Written exercise: Determine how many lines in the data below contain "TaiESM" and write only that number.

(Collection entries)
########

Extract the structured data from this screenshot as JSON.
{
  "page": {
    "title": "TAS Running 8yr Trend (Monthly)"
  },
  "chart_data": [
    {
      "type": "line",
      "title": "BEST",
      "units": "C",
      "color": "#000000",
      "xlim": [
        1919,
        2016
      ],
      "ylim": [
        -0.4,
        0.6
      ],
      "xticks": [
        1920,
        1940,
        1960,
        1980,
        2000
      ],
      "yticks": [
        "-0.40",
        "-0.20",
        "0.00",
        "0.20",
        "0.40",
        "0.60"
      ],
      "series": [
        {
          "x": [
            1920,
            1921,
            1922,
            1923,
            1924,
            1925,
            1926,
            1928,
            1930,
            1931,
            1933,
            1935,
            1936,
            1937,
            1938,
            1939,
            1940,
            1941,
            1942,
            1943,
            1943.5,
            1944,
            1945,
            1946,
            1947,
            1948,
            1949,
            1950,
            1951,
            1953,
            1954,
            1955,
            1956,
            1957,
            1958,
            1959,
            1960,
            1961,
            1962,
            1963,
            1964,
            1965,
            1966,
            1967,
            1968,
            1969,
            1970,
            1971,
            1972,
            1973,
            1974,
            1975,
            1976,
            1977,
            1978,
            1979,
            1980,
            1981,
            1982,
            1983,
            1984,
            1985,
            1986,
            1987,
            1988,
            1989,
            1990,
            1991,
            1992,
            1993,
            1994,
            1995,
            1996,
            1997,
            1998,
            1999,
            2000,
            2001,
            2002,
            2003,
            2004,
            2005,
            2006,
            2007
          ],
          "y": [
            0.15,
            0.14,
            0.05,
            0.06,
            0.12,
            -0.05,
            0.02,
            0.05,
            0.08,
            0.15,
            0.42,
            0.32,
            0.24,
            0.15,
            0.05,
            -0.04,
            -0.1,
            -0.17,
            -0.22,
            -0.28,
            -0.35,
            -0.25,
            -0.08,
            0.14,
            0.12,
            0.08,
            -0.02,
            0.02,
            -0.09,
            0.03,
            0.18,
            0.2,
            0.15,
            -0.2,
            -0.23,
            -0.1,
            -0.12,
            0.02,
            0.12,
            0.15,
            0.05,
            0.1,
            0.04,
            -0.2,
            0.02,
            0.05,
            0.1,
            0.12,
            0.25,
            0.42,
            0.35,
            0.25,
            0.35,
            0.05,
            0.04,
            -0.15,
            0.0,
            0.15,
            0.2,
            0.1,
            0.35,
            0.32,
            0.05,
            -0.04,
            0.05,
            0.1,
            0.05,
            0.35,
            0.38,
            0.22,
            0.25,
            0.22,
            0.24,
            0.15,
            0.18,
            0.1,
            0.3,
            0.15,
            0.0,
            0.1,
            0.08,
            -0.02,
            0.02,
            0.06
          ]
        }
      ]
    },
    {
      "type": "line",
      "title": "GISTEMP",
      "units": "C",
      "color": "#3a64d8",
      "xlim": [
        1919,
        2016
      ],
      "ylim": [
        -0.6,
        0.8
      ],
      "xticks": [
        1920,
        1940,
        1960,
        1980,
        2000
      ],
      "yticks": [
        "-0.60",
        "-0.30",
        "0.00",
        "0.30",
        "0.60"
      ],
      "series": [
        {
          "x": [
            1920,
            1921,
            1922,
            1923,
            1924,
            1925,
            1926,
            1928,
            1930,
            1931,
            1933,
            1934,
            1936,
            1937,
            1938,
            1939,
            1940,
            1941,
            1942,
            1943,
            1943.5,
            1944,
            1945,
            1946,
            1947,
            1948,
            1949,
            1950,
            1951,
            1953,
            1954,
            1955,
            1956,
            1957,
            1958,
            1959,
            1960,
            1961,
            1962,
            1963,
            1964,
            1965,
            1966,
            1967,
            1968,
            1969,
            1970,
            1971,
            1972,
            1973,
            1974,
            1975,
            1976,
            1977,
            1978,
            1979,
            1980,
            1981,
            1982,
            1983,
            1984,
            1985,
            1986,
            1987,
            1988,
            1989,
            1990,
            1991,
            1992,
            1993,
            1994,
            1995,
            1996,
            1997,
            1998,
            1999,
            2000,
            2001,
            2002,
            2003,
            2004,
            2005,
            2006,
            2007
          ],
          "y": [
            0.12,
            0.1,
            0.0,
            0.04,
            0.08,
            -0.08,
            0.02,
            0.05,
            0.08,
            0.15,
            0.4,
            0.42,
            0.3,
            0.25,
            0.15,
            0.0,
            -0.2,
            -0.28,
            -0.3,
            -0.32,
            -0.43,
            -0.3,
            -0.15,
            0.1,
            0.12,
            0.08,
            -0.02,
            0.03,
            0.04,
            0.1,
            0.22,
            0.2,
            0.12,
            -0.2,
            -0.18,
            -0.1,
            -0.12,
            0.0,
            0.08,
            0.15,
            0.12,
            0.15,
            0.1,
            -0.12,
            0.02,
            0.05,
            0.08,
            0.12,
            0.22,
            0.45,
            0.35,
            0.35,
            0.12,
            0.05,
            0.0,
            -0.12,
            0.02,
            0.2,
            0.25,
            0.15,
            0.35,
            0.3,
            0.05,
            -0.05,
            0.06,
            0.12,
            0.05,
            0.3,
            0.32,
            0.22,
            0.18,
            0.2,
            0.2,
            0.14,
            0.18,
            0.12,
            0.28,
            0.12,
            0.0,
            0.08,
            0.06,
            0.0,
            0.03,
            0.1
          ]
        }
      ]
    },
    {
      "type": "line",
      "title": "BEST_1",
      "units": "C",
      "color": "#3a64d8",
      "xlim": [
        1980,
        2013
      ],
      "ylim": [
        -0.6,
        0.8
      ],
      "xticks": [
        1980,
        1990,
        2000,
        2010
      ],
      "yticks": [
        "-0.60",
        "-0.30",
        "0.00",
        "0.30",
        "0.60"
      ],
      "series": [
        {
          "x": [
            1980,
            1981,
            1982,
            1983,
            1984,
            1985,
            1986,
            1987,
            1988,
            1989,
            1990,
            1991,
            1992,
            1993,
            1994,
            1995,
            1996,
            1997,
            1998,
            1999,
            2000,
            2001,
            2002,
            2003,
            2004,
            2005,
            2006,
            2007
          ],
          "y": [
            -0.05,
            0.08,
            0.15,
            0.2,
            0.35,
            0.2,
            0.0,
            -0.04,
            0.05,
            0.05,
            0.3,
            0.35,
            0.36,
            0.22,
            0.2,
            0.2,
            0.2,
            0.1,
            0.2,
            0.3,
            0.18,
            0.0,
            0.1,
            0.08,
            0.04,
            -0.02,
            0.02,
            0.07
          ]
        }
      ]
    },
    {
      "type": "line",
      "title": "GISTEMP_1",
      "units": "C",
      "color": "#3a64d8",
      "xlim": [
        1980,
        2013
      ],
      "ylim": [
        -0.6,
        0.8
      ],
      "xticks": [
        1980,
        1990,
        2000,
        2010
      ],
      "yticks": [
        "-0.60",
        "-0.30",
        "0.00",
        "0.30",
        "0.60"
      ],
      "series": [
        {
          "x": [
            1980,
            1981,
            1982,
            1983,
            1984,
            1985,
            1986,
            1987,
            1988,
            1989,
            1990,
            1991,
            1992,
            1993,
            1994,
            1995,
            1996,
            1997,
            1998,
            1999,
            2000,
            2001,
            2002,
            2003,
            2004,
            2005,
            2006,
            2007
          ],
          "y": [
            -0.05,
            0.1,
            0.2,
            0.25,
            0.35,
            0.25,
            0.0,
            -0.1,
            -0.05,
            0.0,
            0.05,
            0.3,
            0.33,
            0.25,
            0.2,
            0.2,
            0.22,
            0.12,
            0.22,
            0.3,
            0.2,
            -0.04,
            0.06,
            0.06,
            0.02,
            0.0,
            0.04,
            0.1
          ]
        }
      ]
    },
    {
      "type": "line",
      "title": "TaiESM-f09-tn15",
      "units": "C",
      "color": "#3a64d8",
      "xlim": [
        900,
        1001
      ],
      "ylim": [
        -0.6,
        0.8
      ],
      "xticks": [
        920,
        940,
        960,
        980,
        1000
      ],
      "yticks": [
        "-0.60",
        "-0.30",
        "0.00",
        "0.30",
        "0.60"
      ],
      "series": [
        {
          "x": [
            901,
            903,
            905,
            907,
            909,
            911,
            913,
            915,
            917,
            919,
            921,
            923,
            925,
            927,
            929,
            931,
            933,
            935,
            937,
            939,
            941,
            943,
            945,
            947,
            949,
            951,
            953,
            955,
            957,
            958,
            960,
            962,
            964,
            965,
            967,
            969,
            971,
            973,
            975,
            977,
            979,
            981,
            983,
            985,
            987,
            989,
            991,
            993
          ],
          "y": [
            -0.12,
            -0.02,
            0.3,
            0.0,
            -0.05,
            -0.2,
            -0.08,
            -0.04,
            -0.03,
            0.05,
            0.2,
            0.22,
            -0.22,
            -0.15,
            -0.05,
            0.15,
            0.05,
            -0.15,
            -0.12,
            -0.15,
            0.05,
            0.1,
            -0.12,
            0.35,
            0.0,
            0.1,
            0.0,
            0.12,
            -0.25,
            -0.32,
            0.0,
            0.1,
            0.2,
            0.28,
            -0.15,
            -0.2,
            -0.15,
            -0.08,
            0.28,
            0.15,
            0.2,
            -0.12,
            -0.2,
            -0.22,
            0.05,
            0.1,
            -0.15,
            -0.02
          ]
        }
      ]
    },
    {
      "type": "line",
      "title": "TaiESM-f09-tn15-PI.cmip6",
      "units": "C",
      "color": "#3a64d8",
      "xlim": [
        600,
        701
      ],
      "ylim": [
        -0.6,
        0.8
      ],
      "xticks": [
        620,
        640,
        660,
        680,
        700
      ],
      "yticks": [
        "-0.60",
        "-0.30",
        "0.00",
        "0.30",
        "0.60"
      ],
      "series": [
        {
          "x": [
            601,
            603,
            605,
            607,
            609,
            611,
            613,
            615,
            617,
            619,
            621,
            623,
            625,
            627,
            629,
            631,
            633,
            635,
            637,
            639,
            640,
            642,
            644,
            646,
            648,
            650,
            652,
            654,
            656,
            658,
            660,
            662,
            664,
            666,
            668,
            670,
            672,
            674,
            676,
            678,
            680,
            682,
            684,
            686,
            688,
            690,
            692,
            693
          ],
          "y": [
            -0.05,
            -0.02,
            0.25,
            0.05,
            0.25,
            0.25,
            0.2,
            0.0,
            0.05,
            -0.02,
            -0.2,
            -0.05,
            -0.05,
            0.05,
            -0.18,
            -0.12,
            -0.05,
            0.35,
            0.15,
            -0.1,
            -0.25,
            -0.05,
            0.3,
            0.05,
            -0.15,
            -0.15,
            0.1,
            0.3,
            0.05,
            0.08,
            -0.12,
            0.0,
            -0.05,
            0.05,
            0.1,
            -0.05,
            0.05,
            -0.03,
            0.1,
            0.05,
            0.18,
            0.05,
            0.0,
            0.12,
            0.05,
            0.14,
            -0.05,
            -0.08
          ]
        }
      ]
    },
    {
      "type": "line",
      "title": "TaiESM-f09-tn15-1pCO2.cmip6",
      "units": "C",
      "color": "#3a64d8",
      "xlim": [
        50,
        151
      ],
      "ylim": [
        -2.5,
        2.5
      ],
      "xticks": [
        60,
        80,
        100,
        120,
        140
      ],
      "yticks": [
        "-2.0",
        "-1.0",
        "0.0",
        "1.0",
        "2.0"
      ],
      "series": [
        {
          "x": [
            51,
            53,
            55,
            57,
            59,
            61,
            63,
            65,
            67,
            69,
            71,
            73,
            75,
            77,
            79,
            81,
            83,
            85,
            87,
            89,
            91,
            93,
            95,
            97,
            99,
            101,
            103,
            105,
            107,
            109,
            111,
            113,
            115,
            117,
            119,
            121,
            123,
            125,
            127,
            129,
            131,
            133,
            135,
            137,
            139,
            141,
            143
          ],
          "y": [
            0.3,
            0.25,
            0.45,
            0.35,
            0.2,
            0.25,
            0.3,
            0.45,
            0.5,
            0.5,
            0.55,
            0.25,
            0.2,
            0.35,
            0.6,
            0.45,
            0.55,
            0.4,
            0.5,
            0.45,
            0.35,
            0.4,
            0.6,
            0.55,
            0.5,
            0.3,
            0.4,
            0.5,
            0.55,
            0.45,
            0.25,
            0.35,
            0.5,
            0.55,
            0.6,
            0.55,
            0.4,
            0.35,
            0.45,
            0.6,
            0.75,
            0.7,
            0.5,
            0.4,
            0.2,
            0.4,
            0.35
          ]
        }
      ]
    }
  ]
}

########

Answer to the problem: 3